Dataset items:
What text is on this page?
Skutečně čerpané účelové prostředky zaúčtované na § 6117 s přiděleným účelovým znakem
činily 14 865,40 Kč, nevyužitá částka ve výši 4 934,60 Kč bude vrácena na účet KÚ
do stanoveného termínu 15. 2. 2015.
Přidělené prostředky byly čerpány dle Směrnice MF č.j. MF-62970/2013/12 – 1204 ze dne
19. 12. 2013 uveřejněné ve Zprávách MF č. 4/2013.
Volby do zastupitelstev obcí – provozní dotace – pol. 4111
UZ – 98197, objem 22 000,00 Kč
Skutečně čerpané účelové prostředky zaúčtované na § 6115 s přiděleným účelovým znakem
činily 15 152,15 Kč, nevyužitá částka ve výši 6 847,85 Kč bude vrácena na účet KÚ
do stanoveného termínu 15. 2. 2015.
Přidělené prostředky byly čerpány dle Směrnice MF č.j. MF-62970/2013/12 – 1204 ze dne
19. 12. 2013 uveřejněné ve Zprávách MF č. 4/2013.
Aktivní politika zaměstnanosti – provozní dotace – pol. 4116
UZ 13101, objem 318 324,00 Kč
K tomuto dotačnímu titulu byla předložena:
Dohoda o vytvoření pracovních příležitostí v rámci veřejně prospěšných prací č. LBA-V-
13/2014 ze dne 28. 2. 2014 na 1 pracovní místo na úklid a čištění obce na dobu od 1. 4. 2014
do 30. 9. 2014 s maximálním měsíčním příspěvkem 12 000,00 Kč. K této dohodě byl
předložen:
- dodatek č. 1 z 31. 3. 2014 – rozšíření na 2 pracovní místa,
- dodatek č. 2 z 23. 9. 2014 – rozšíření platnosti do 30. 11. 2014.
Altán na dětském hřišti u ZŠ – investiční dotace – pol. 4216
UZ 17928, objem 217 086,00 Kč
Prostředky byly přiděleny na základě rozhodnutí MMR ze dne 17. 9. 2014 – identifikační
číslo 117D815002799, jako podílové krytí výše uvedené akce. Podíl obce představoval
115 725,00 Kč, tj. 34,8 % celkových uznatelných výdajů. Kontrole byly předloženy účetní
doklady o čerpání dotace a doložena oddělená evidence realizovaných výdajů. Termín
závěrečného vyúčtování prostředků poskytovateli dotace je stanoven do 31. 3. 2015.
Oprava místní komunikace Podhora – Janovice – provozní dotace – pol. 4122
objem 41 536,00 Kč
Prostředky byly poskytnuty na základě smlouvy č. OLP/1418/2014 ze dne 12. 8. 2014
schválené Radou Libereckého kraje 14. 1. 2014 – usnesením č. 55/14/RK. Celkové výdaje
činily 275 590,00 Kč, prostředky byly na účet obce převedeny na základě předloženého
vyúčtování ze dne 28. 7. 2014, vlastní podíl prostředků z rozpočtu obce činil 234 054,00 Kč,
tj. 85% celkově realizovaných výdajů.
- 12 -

* * *

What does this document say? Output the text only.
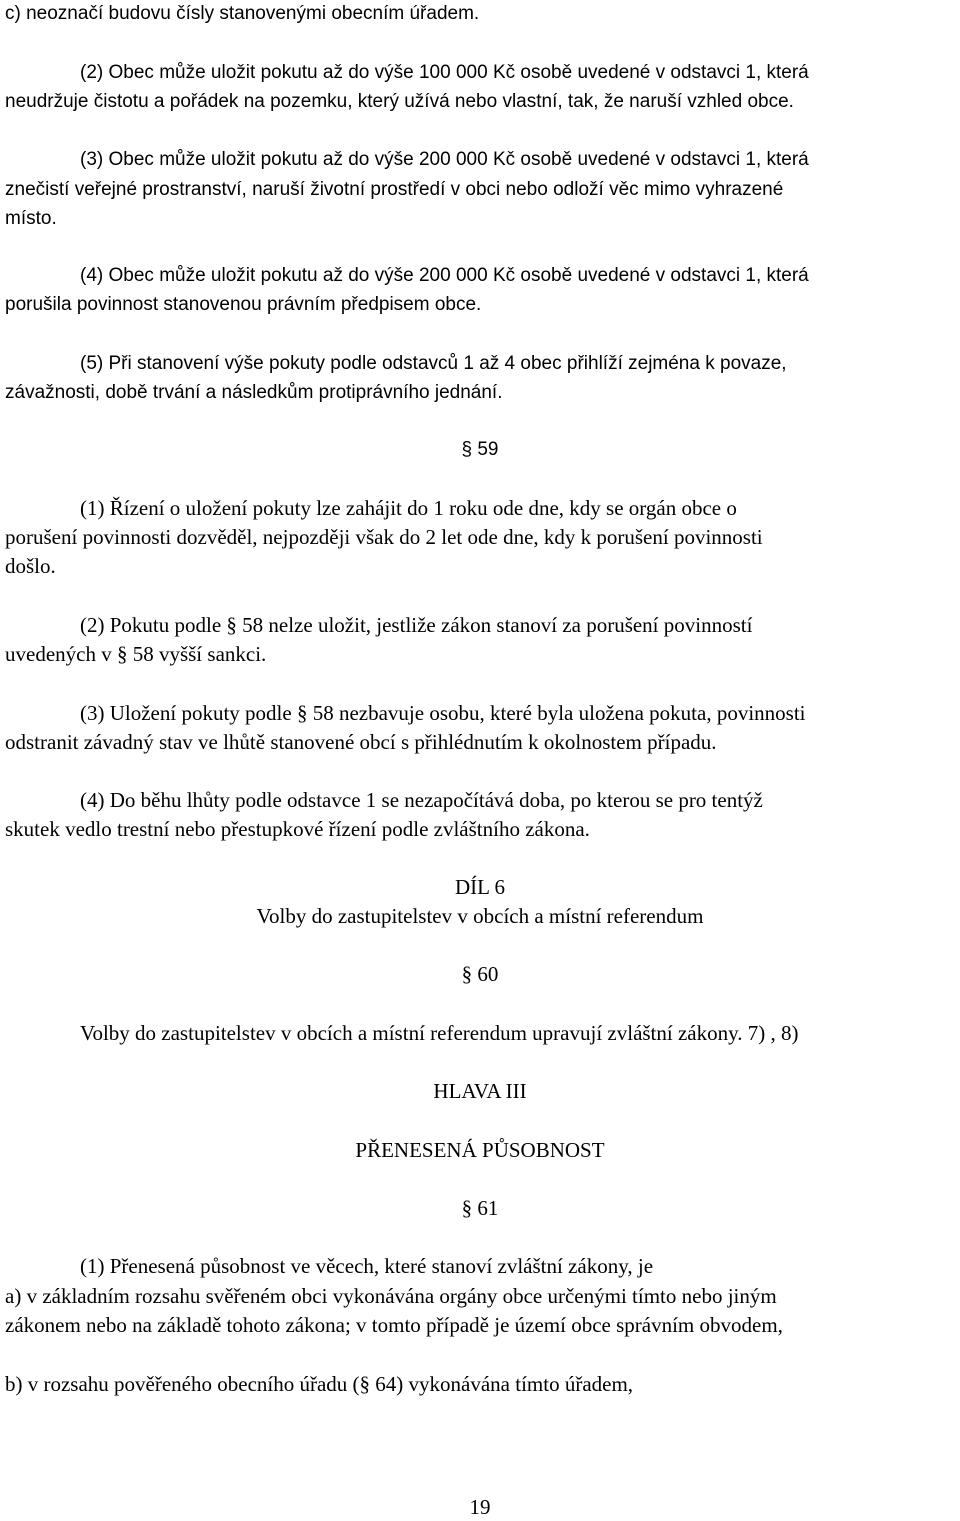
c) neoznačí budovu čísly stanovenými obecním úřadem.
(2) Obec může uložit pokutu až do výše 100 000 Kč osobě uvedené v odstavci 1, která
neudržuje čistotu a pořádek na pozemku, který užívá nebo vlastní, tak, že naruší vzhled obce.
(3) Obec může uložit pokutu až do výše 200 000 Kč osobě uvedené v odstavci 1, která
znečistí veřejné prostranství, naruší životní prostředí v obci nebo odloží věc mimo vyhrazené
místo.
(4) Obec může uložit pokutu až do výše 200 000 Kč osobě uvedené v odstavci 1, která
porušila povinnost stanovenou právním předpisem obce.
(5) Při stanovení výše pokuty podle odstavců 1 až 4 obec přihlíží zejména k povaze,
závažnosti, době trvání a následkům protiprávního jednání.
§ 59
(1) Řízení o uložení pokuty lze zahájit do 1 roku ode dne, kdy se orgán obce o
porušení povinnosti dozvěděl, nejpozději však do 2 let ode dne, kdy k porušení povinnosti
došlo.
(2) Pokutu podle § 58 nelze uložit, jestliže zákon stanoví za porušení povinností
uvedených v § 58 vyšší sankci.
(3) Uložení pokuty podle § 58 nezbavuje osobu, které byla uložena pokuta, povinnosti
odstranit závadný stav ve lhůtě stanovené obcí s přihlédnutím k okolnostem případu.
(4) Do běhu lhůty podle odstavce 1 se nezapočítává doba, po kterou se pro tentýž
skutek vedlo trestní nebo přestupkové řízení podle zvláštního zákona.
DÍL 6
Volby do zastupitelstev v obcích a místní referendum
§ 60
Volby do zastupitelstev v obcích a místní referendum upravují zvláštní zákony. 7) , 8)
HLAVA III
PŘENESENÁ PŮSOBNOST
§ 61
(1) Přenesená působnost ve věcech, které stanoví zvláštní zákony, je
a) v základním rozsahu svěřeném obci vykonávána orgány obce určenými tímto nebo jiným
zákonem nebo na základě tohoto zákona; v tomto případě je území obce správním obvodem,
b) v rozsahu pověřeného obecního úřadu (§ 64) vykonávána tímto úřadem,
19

> _Exercise details_
Copy all lines of the material above where the string "osobě" occurs.

> _Answer to this exercise_
(2) Obec může uložit pokutu až do výše 100 000 Kč osobě uvedené v odstavci 1, která
(3) Obec může uložit pokutu až do výše 200 000 Kč osobě uvedené v odstavci 1, která
(4) Obec může uložit pokutu až do výše 200 000 Kč osobě uvedené v odstavci 1, která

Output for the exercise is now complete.